* **EXERCISE**: Make an exact copy of the records, with the pictures left out.

--

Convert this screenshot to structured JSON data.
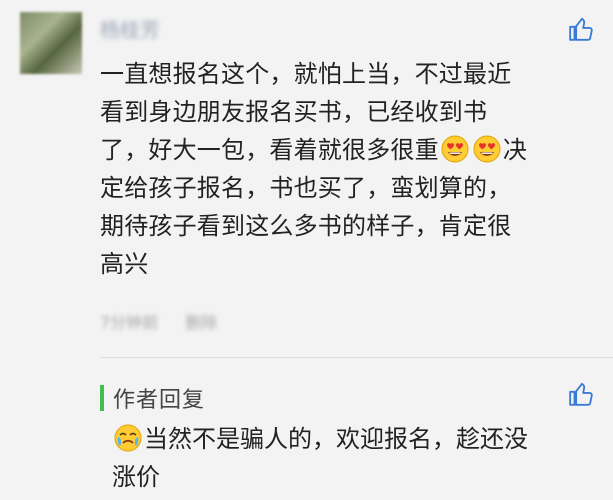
{
  "comment": {
    "username": "杨桂芳",
    "lines": [
      "一直想报名这个，就怕上当，不过最近",
      "看到身边朋友报名买书，已经收到书",
      "了，好大一包，看着就很多很重",
      "决",
      "定给孩子报名，书也买了，蛮划算的，",
      "期待孩子看到这么多书的样子，肯定很",
      "高兴"
    ],
    "emoji_icons": [
      "heart-eyes-emoji",
      "heart-eyes-emoji"
    ],
    "time": "7分钟前",
    "delete_label": "删除"
  },
  "reply": {
    "title": "作者回复",
    "emoji_icon": "crying-face-emoji",
    "lines": [
      "当然不是骗人的，欢迎报名，趁还没",
      "涨价"
    ]
  },
  "colors": {
    "background": "#f3f3f3",
    "accent_bar": "#3fbf4e",
    "icon_blue": "#3a7bd5",
    "text": "#222222"
  }
}
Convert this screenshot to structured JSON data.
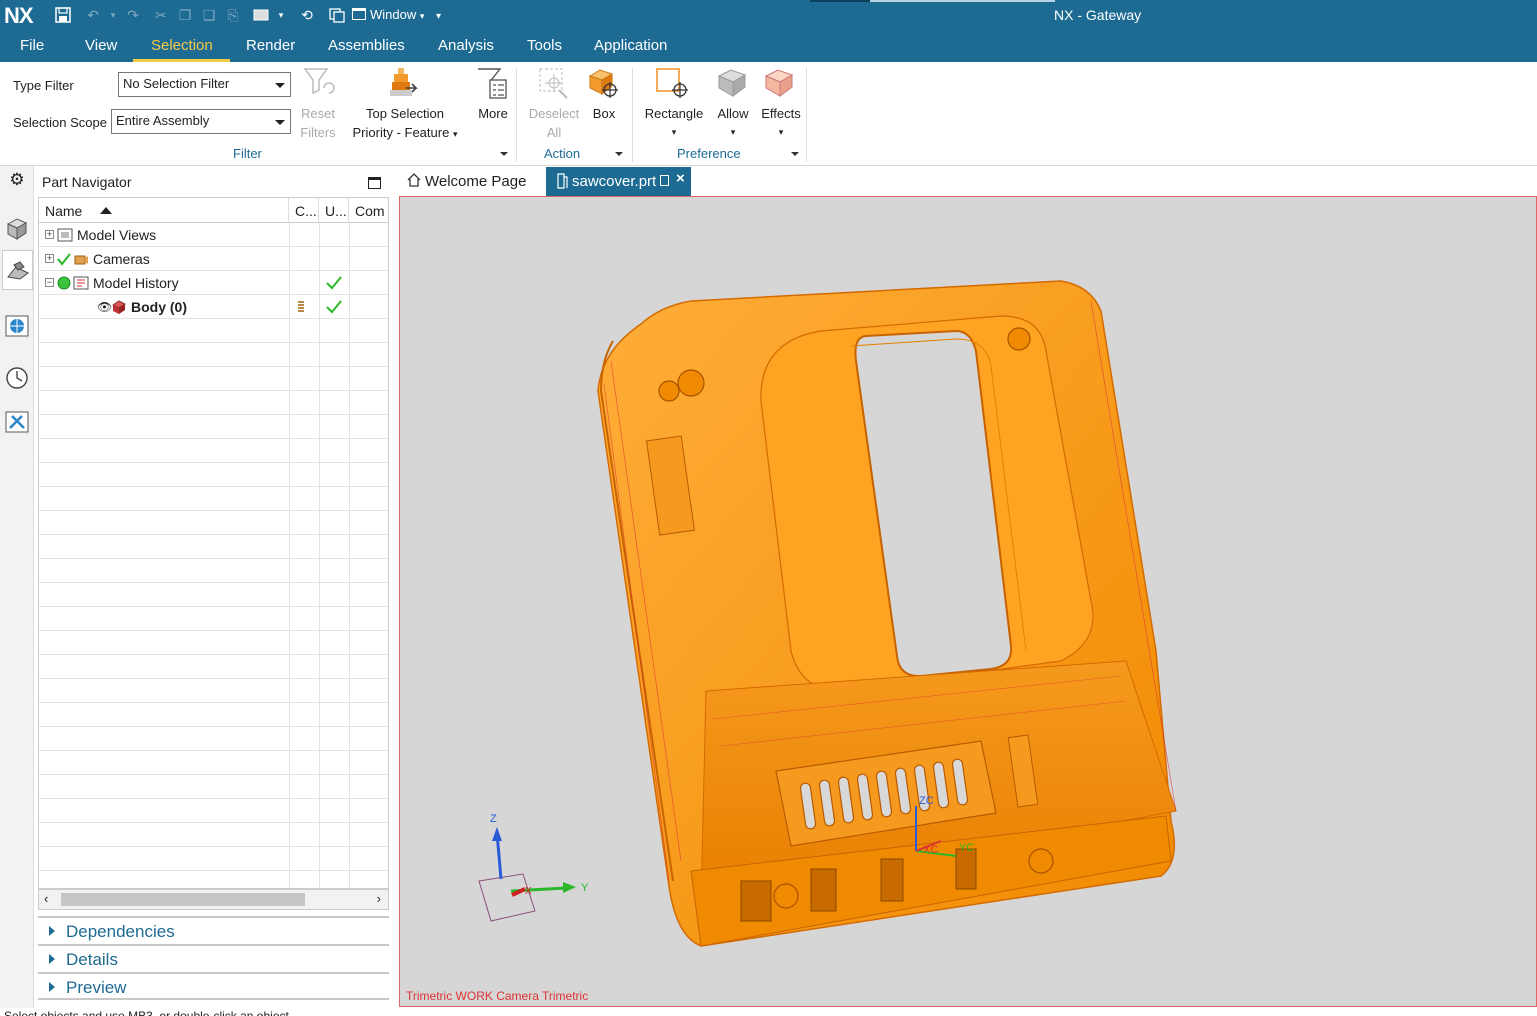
{
  "app": {
    "logo": "NX",
    "title": "NX - Gateway",
    "window_menu": "Window"
  },
  "menu": [
    "File",
    "View",
    "Selection",
    "Render",
    "Assemblies",
    "Analysis",
    "Tools",
    "Application"
  ],
  "active_menu": "Selection",
  "ribbon": {
    "type_filter_label": "Type Filter",
    "type_filter_value": "No Selection Filter",
    "scope_label": "Selection Scope",
    "scope_value": "Entire Assembly",
    "reset_filters": [
      "Reset",
      "Filters"
    ],
    "top_selection": [
      "Top Selection",
      "Priority - Feature"
    ],
    "more": "More",
    "filter_group": "Filter",
    "deselect_all": [
      "Deselect",
      "All"
    ],
    "box": "Box",
    "action_group": "Action",
    "rectangle": "Rectangle",
    "allow": "Allow",
    "effects": "Effects",
    "preference_group": "Preference"
  },
  "navigator": {
    "title": "Part Navigator",
    "columns": [
      "Name",
      "C...",
      "U...",
      "Com"
    ],
    "rows": [
      {
        "name": "Model Views",
        "expander": "+",
        "bold": false
      },
      {
        "name": "Cameras",
        "expander": "+",
        "bold": false,
        "check": true
      },
      {
        "name": "Model History",
        "expander": "−",
        "bold": false,
        "up_to_date": true
      },
      {
        "name": "Body (0)",
        "expander": "",
        "bold": true,
        "up_to_date": true
      }
    ],
    "panels": [
      "Dependencies",
      "Details",
      "Preview"
    ]
  },
  "tabs": [
    {
      "label": "Welcome Page",
      "active": false
    },
    {
      "label": "sawcover.prt",
      "active": true
    }
  ],
  "viewport": {
    "caption": "Trimetric WORK Camera Trimetric",
    "triad": {
      "x": "X",
      "y": "Y",
      "z": "Z"
    },
    "wcs": {
      "xc": "XC",
      "yc": "YC",
      "zc": "ZC"
    },
    "part_color": "#ff9a1c"
  },
  "status": "Select objects and use MB3, or double-click an object"
}
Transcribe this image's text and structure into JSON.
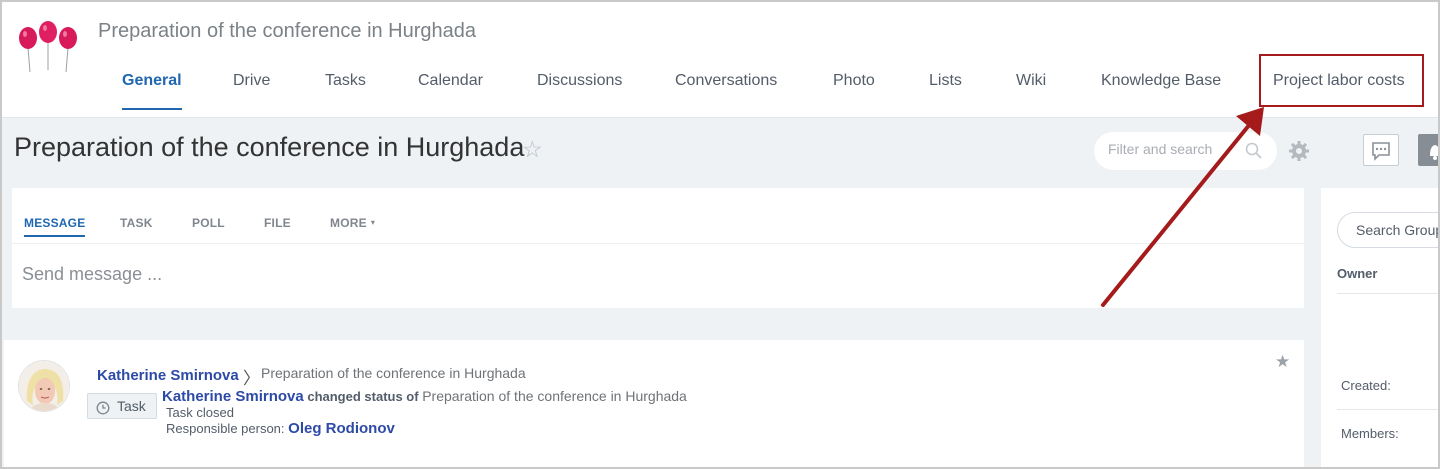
{
  "group": {
    "name": "Preparation of the conference in Hurghada"
  },
  "nav": {
    "items": [
      {
        "label": "General"
      },
      {
        "label": "Drive"
      },
      {
        "label": "Tasks"
      },
      {
        "label": "Calendar"
      },
      {
        "label": "Discussions"
      },
      {
        "label": "Conversations"
      },
      {
        "label": "Photo"
      },
      {
        "label": "Lists"
      },
      {
        "label": "Wiki"
      },
      {
        "label": "Knowledge Base"
      },
      {
        "label": "Project labor costs"
      }
    ],
    "active_index": 0,
    "highlighted_index": 10
  },
  "title_bar": {
    "title": "Preparation of the conference in Hurghada",
    "star_glyph": "☆",
    "filter_placeholder": "Filter and search"
  },
  "composer": {
    "tabs": [
      "MESSAGE",
      "TASK",
      "POLL",
      "FILE",
      "MORE"
    ],
    "more_caret": "▾",
    "placeholder": "Send message ..."
  },
  "post": {
    "author": "Katherine Smirnova",
    "chevron": "〉",
    "destination": "Preparation of the conference in Hurghada",
    "badge_label": "Task",
    "line1": {
      "actor": "Katherine Smirnova",
      "action": "changed status of",
      "object": "Preparation of the conference in Hurghada"
    },
    "status": "Task closed",
    "responsible_label": "Responsible person:",
    "responsible_name": "Oleg Rodionov",
    "star_glyph": "★"
  },
  "side_panel": {
    "search_placeholder": "Search Group",
    "owner_label": "Owner",
    "created_label": "Created:",
    "members_label": "Members:"
  },
  "colors": {
    "accent": "#2067b0",
    "link": "#2d4aa7",
    "annotation": "#a51b1b",
    "balloon": "#d8195a"
  },
  "icons": [
    "balloons-logo",
    "star-icon",
    "search-icon",
    "gear-icon",
    "chat-icon",
    "bell-icon",
    "clock-icon",
    "chevron-right-icon",
    "annotation-arrow"
  ]
}
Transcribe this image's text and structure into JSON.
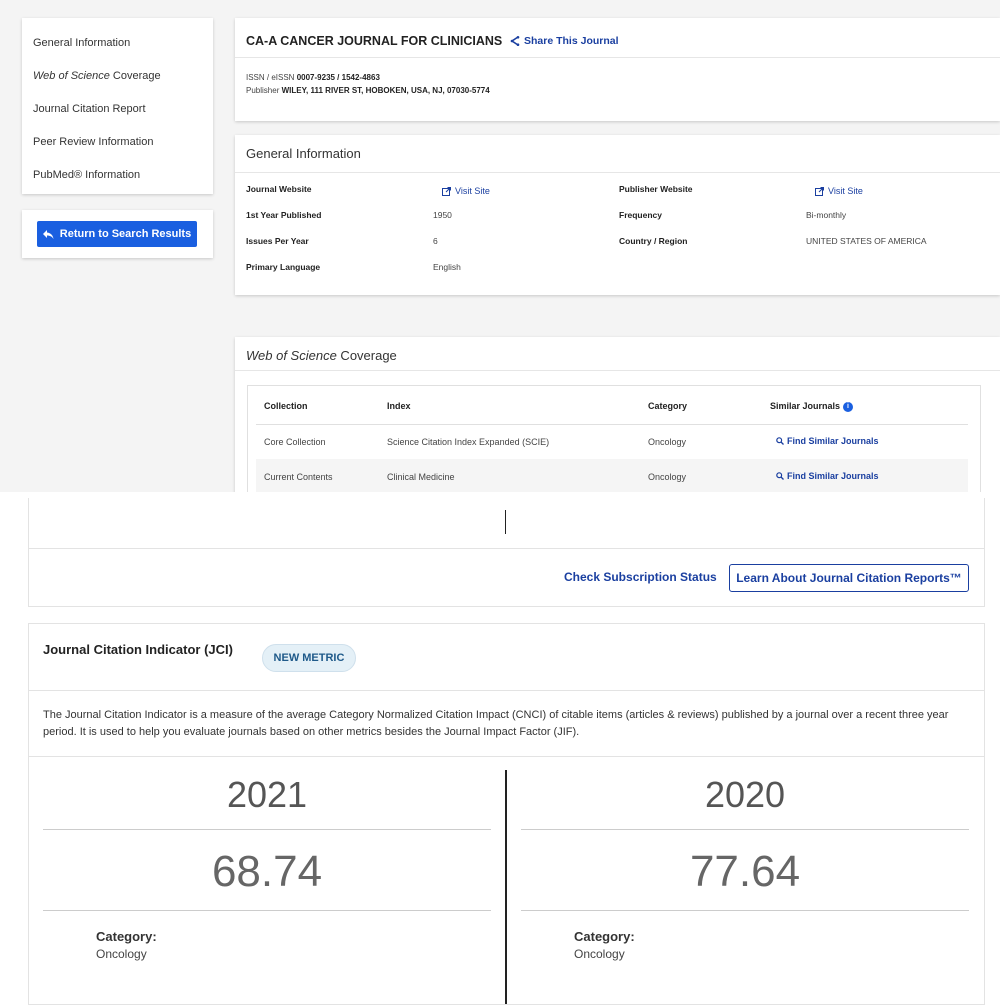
{
  "sidebar": {
    "items": [
      {
        "label": "General Information"
      },
      {
        "label_italic": "Web of Science",
        "label": " Coverage"
      },
      {
        "label": "Journal Citation Report"
      },
      {
        "label": "Peer Review Information"
      },
      {
        "label": "PubMed® Information"
      }
    ],
    "return_button": "Return to Search Results"
  },
  "journal": {
    "title": "CA-A CANCER JOURNAL FOR CLINICIANS",
    "share": "Share This Journal",
    "issn_label": "ISSN / eISSN",
    "issn_value": "0007-9235 / 1542-4863",
    "publisher_label": "Publisher",
    "publisher_value": "WILEY, 111 RIVER ST, HOBOKEN, USA, NJ, 07030-5774"
  },
  "general": {
    "title": "General Information",
    "journal_website_label": "Journal Website",
    "visit_site": "Visit Site",
    "publisher_website_label": "Publisher Website",
    "first_year_label": "1st Year Published",
    "first_year_value": "1950",
    "frequency_label": "Frequency",
    "frequency_value": "Bi-monthly",
    "issues_label": "Issues Per Year",
    "issues_value": "6",
    "country_label": "Country / Region",
    "country_value": "UNITED STATES OF AMERICA",
    "language_label": "Primary Language",
    "language_value": "English"
  },
  "wos": {
    "title_italic": "Web of Science",
    "title_rest": " Coverage",
    "headers": {
      "collection": "Collection",
      "index": "Index",
      "category": "Category",
      "similar": "Similar Journals"
    },
    "rows": [
      {
        "collection": "Core Collection",
        "index": "Science Citation Index Expanded (SCIE)",
        "category": "Oncology",
        "link": "Find Similar Journals"
      },
      {
        "collection": "Current Contents",
        "index": "Clinical Medicine",
        "category": "Oncology",
        "link": "Find Similar Journals"
      }
    ]
  },
  "actions": {
    "check_subscription": "Check Subscription Status",
    "learn_jcr": "Learn About Journal Citation Reports™"
  },
  "jci": {
    "title": "Journal Citation Indicator (JCI)",
    "badge": "NEW METRIC",
    "description": "The Journal Citation Indicator is a measure of the average Category Normalized Citation Impact (CNCI) of citable items (articles & reviews) published by a journal over a recent three year period. It is used to help you evaluate journals based on other metrics besides the Journal Impact Factor (JIF).",
    "columns": [
      {
        "year": "2021",
        "value": "68.74",
        "category_label": "Category:",
        "category": "Oncology"
      },
      {
        "year": "2020",
        "value": "77.64",
        "category_label": "Category:",
        "category": "Oncology"
      }
    ]
  },
  "colors": {
    "link": "#1a3fa0",
    "button": "#1a5fe0",
    "badge_bg": "#e4f0f7"
  }
}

--

* **FULL SOLUTION**:
Convert this screenshot to structured JSON data.
{
  "comment": {
    "username": "杨桂芳",
    "lines": [
      "一直想报名这个，就怕上当，不过最近",
      "看到身边朋友报名买书，已经收到书",
      "了，好大一包，看着就很多很重",
      "决",
      "定给孩子报名，书也买了，蛮划算的，",
      "期待孩子看到这么多书的样子，肯定很",
      "高兴"
    ],
    "emoji_icons": [
      "heart-eyes-emoji",
      "heart-eyes-emoji"
    ],
    "time": "7分钟前",
    "delete_label": "删除"
  },
  "reply": {
    "title": "作者回复",
    "emoji_icon": "crying-face-emoji",
    "lines": [
      "当然不是骗人的，欢迎报名，趁还没",
      "涨价"
    ]
  },
  "colors": {
    "background": "#f3f3f3",
    "accent_bar": "#3fbf4e",
    "icon_blue": "#3a7bd5",
    "text": "#222222"
  }
}
Convert this screenshot to structured JSON data.
{
  "app": {
    "logo": "NX",
    "title": "NX - Gateway",
    "window_menu": "Window"
  },
  "menu": [
    "File",
    "View",
    "Selection",
    "Render",
    "Assemblies",
    "Analysis",
    "Tools",
    "Application"
  ],
  "active_menu": "Selection",
  "ribbon": {
    "type_filter_label": "Type Filter",
    "type_filter_value": "No Selection Filter",
    "scope_label": "Selection Scope",
    "scope_value": "Entire Assembly",
    "reset_filters": [
      "Reset",
      "Filters"
    ],
    "top_selection": [
      "Top Selection",
      "Priority - Feature"
    ],
    "more": "More",
    "filter_group": "Filter",
    "deselect_all": [
      "Deselect",
      "All"
    ],
    "box": "Box",
    "action_group": "Action",
    "rectangle": "Rectangle",
    "allow": "Allow",
    "effects": "Effects",
    "preference_group": "Preference"
  },
  "navigator": {
    "title": "Part Navigator",
    "columns": [
      "Name",
      "C...",
      "U...",
      "Com"
    ],
    "rows": [
      {
        "name": "Model Views",
        "expander": "+",
        "bold": false
      },
      {
        "name": "Cameras",
        "expander": "+",
        "bold": false,
        "check": true
      },
      {
        "name": "Model History",
        "expander": "−",
        "bold": false,
        "up_to_date": true
      },
      {
        "name": "Body (0)",
        "expander": "",
        "bold": true,
        "up_to_date": true
      }
    ],
    "panels": [
      "Dependencies",
      "Details",
      "Preview"
    ]
  },
  "tabs": [
    {
      "label": "Welcome Page",
      "active": false
    },
    {
      "label": "sawcover.prt",
      "active": true
    }
  ],
  "viewport": {
    "caption": "Trimetric WORK Camera Trimetric",
    "triad": {
      "x": "X",
      "y": "Y",
      "z": "Z"
    },
    "wcs": {
      "xc": "XC",
      "yc": "YC",
      "zc": "ZC"
    },
    "part_color": "#ff9a1c"
  },
  "status": "Select objects and use MB3, or double-click an object"
}
Transcribe this image's text and structure into JSON.
{
  "group": {
    "name": "Preparation of the conference in Hurghada"
  },
  "nav": {
    "items": [
      {
        "label": "General"
      },
      {
        "label": "Drive"
      },
      {
        "label": "Tasks"
      },
      {
        "label": "Calendar"
      },
      {
        "label": "Discussions"
      },
      {
        "label": "Conversations"
      },
      {
        "label": "Photo"
      },
      {
        "label": "Lists"
      },
      {
        "label": "Wiki"
      },
      {
        "label": "Knowledge Base"
      },
      {
        "label": "Project labor costs"
      }
    ],
    "active_index": 0,
    "highlighted_index": 10
  },
  "title_bar": {
    "title": "Preparation of the conference in Hurghada",
    "star_glyph": "☆",
    "filter_placeholder": "Filter and search"
  },
  "composer": {
    "tabs": [
      "MESSAGE",
      "TASK",
      "POLL",
      "FILE",
      "MORE"
    ],
    "more_caret": "▾",
    "placeholder": "Send message ..."
  },
  "post": {
    "author": "Katherine Smirnova",
    "chevron": "〉",
    "destination": "Preparation of the conference in Hurghada",
    "badge_label": "Task",
    "line1": {
      "actor": "Katherine Smirnova",
      "action": "changed status of",
      "object": "Preparation of the conference in Hurghada"
    },
    "status": "Task closed",
    "responsible_label": "Responsible person:",
    "responsible_name": "Oleg Rodionov",
    "star_glyph": "★"
  },
  "side_panel": {
    "search_placeholder": "Search Group",
    "owner_label": "Owner",
    "created_label": "Created:",
    "members_label": "Members:"
  },
  "colors": {
    "accent": "#2067b0",
    "link": "#2d4aa7",
    "annotation": "#a51b1b",
    "balloon": "#d8195a"
  },
  "icons": [
    "balloons-logo",
    "star-icon",
    "search-icon",
    "gear-icon",
    "chat-icon",
    "bell-icon",
    "clock-icon",
    "chevron-right-icon",
    "annotation-arrow"
  ]
}
Transcribe this image's text and structure into JSON.
{
  "sidebar": {
    "items": [
      {
        "label": "General Information"
      },
      {
        "label_italic": "Web of Science",
        "label": " Coverage"
      },
      {
        "label": "Journal Citation Report"
      },
      {
        "label": "Peer Review Information"
      },
      {
        "label": "PubMed® Information"
      }
    ],
    "return_button": "Return to Search Results"
  },
  "journal": {
    "title": "CA-A CANCER JOURNAL FOR CLINICIANS",
    "share": "Share This Journal",
    "issn_label": "ISSN / eISSN",
    "issn_value": "0007-9235 / 1542-4863",
    "publisher_label": "Publisher",
    "publisher_value": "WILEY, 111 RIVER ST, HOBOKEN, USA, NJ, 07030-5774"
  },
  "general": {
    "title": "General Information",
    "journal_website_label": "Journal Website",
    "visit_site": "Visit Site",
    "publisher_website_label": "Publisher Website",
    "first_year_label": "1st Year Published",
    "first_year_value": "1950",
    "frequency_label": "Frequency",
    "frequency_value": "Bi-monthly",
    "issues_label": "Issues Per Year",
    "issues_value": "6",
    "country_label": "Country / Region",
    "country_value": "UNITED STATES OF AMERICA",
    "language_label": "Primary Language",
    "language_value": "English"
  },
  "wos": {
    "title_italic": "Web of Science",
    "title_rest": " Coverage",
    "headers": {
      "collection": "Collection",
      "index": "Index",
      "category": "Category",
      "similar": "Similar Journals"
    },
    "rows": [
      {
        "collection": "Core Collection",
        "index": "Science Citation Index Expanded (SCIE)",
        "category": "Oncology",
        "link": "Find Similar Journals"
      },
      {
        "collection": "Current Contents",
        "index": "Clinical Medicine",
        "category": "Oncology",
        "link": "Find Similar Journals"
      }
    ]
  },
  "actions": {
    "check_subscription": "Check Subscription Status",
    "learn_jcr": "Learn About Journal Citation Reports™"
  },
  "jci": {
    "title": "Journal Citation Indicator (JCI)",
    "badge": "NEW METRIC",
    "description": "The Journal Citation Indicator is a measure of the average Category Normalized Citation Impact (CNCI) of citable items (articles & reviews) published by a journal over a recent three year period. It is used to help you evaluate journals based on other metrics besides the Journal Impact Factor (JIF).",
    "columns": [
      {
        "year": "2021",
        "value": "68.74",
        "category_label": "Category:",
        "category": "Oncology"
      },
      {
        "year": "2020",
        "value": "77.64",
        "category_label": "Category:",
        "category": "Oncology"
      }
    ]
  },
  "colors": {
    "link": "#1a3fa0",
    "button": "#1a5fe0",
    "badge_bg": "#e4f0f7"
  }
}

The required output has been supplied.